## Consignes
1. Relevez tous les titres d'œuvres cités dans l'entretien.
2. Recopiez le passage de l'entretien qui va de « Le personnage de » jusqu'à « vos sources ? » inclus.

## Texte extrait
+===+

Le violon passe par Auschwitz, où vous nous emmenez. Vous êtes-vous beaucoup documenté ?

En ce moment, je regarde Shoah, de Claude Lanzmann, mais je n’aurais pas pu le voir pendant que j’écrivais. Pour un romancier, la question de la documentation est capitale, mais dangereuse. C’est une nécessité et une menace. Il est dans un monde et, dans ce monde, il y a un thème qui l’intéresse. Quand il commence à étudier ce thème, il s’aperçoit qu’il ne sait rien. Alors, il commence à lire, lire, et il arrive un moment où il doit se dire : mais qu’est-ce que je suis en train de faire ? Car, pour un romancier, n’importe quel prétexte est bon pour ne pas faire ce qui est le plus dur : écrire. Or, son travail, c’est de créer un personnage qui entre dans le champ, qui pleure ou qui est capable de ne pas pleurer devant la douleur des autres. Je me documente sans tomber dans le piège de la documentation. Je lui résiste.

Le personnage de Rudolf Höss, le commandant nazi d’Auschwitz, apparaît dans Confiteor. Robert Merle en avait fait le «héros» de La mort est mon métier. Quelles sont vos sources ?

+===+

## Données fournies

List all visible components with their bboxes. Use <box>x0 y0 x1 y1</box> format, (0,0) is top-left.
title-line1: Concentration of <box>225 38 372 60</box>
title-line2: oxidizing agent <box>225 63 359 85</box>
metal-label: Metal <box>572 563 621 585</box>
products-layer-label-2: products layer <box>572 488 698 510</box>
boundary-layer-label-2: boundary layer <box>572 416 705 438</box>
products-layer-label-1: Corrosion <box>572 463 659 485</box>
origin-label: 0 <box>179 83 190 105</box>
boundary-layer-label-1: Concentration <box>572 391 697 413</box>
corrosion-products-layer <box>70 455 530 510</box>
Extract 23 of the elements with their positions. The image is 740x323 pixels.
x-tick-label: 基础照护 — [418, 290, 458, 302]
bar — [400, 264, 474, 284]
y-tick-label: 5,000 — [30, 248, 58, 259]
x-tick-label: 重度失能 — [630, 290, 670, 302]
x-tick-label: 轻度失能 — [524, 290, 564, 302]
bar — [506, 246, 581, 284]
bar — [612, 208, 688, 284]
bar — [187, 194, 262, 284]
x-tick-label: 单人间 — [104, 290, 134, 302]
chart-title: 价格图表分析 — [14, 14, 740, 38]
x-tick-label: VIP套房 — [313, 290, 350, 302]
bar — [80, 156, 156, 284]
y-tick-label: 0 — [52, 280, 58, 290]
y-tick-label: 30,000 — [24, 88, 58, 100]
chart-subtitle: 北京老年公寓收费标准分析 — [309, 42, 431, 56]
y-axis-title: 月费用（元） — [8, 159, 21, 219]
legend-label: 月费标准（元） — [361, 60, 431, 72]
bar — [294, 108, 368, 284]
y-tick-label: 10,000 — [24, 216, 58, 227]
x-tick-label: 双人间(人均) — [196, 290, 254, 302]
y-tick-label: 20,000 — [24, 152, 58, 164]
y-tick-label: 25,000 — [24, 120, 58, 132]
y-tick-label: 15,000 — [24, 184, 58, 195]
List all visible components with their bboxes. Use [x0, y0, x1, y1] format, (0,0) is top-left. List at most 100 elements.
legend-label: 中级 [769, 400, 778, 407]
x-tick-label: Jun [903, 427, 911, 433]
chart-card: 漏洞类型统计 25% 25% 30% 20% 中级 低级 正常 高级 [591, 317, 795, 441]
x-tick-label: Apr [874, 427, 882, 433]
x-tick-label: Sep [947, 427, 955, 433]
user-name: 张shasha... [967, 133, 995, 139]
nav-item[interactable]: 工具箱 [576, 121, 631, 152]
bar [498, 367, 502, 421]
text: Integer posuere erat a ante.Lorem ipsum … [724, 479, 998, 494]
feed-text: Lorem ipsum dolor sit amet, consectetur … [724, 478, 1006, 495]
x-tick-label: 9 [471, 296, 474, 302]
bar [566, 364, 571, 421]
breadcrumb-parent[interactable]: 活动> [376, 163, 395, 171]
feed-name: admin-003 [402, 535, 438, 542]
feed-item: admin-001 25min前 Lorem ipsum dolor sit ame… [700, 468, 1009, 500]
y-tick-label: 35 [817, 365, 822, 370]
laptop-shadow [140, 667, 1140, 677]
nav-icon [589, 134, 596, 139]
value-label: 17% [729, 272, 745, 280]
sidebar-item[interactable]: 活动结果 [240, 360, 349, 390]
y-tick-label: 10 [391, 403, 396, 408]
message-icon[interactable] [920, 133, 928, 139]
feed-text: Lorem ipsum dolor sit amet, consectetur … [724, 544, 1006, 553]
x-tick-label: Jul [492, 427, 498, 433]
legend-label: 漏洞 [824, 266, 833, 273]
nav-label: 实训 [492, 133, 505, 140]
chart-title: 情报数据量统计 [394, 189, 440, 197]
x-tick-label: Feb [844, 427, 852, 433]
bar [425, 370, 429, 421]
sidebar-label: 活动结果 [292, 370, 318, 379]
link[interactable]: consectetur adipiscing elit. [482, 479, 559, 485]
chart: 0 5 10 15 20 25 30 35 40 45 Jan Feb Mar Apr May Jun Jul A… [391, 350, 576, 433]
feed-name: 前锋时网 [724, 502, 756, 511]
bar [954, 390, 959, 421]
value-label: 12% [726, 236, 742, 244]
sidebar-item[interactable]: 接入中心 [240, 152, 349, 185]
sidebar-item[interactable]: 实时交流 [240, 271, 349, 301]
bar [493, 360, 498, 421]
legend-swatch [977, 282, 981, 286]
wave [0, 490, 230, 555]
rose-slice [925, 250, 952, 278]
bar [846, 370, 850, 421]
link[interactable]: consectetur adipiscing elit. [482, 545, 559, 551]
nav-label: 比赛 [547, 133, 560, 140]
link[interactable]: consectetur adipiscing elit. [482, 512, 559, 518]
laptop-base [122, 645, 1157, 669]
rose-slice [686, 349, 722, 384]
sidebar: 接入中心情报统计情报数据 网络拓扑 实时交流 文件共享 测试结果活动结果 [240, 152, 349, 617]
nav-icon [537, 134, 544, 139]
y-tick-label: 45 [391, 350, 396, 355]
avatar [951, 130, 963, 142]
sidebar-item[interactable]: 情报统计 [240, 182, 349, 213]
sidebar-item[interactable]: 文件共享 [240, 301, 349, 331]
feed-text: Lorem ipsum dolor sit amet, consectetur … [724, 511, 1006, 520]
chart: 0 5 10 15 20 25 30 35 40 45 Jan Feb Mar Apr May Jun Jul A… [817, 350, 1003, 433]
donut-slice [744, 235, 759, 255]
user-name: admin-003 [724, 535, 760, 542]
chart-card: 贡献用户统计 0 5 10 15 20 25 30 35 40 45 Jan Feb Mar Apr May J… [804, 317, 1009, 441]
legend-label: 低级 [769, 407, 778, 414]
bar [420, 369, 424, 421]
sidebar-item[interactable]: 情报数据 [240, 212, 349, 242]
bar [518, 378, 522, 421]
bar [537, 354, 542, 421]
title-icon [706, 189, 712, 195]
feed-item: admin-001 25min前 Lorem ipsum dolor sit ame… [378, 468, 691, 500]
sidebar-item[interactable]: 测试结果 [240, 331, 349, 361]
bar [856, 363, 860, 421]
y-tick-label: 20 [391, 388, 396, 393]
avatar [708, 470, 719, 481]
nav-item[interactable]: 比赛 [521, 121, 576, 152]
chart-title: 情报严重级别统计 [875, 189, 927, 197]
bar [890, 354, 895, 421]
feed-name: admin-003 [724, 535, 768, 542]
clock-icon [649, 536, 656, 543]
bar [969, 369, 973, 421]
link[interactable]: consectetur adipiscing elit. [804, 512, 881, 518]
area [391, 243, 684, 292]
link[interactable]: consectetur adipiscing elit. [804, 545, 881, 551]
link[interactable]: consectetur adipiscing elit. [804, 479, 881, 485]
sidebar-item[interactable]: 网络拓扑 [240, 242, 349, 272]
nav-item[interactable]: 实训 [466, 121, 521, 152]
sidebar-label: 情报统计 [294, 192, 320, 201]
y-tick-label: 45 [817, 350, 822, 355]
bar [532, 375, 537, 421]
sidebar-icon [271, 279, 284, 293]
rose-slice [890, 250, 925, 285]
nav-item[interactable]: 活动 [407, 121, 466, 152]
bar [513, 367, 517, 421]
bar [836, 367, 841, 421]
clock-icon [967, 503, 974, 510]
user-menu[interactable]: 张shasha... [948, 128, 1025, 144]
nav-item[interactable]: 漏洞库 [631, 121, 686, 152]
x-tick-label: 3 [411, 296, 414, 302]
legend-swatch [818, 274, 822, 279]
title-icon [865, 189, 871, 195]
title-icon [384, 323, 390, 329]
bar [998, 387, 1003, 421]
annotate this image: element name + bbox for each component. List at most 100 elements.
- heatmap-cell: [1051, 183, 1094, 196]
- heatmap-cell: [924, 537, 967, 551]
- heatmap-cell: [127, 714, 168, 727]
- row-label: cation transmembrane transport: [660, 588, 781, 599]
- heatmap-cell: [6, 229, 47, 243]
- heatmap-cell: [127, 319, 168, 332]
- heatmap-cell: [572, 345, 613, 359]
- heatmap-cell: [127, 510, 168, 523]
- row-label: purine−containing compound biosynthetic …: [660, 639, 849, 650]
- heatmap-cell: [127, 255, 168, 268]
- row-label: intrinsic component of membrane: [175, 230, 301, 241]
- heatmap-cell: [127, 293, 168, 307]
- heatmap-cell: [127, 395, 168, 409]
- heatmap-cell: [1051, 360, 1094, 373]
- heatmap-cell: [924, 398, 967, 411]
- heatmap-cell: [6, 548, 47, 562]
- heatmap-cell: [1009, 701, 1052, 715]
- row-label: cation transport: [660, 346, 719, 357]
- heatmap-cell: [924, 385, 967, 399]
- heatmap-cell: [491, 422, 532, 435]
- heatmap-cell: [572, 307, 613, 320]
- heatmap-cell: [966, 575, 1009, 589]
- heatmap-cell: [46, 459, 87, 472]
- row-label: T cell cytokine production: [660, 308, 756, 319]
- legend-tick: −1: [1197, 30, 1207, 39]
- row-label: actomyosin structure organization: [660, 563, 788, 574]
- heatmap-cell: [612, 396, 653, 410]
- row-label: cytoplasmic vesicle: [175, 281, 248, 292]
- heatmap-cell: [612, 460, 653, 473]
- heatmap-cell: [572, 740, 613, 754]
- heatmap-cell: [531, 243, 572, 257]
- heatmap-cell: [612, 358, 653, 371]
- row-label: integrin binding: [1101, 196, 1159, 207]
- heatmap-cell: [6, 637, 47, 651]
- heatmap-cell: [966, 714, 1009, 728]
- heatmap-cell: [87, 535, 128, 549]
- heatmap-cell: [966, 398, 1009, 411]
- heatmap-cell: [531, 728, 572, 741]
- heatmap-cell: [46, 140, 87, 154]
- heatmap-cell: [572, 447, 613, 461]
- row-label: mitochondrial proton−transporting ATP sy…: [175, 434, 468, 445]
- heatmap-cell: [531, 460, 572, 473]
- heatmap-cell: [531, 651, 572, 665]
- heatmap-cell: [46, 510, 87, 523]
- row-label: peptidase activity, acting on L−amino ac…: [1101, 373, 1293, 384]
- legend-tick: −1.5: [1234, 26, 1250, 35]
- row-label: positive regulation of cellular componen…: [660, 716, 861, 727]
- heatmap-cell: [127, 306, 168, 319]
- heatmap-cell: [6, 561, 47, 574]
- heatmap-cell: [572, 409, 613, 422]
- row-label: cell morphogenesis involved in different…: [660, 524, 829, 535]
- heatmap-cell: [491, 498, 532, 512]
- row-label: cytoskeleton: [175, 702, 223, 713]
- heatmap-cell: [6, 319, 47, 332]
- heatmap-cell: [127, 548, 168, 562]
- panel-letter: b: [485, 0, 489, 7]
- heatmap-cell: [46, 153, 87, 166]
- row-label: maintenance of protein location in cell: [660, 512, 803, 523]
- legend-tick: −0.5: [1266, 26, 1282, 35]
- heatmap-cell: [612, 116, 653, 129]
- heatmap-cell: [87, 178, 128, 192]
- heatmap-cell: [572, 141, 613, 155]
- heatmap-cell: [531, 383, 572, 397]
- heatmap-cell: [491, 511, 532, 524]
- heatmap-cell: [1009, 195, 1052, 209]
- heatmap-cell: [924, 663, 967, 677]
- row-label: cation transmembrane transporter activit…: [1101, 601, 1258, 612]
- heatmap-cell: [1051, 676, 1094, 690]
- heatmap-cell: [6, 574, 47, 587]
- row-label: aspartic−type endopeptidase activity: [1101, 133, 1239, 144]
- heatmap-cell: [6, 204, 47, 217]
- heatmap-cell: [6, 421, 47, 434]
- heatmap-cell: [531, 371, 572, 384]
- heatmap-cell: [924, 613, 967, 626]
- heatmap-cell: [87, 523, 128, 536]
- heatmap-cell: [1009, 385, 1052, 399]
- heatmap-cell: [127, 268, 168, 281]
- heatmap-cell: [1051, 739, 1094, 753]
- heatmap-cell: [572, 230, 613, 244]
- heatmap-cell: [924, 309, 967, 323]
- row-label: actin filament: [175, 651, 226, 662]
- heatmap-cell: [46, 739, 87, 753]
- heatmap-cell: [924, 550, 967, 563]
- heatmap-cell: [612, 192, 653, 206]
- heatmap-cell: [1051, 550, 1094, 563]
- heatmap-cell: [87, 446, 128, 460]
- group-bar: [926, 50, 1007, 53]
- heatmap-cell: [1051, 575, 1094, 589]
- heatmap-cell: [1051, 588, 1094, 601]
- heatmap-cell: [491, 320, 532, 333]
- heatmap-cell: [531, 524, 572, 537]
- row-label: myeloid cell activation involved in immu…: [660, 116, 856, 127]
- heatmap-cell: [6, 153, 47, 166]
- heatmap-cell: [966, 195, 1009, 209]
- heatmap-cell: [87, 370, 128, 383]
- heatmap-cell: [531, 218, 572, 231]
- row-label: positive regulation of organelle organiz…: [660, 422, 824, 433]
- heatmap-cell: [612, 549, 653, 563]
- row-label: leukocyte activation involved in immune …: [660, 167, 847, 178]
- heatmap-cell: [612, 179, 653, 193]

+===+

## Réponses successives
1.
Shoah
Confiteor
La mort est mon métier

2.
Le personnage de Rudolf Höss, le commandant nazi d’Auschwitz, apparaît dans Confiteor. Robert Merle en avait fait le «héros» de La mort est mon métier. Quelles sont vos sources ?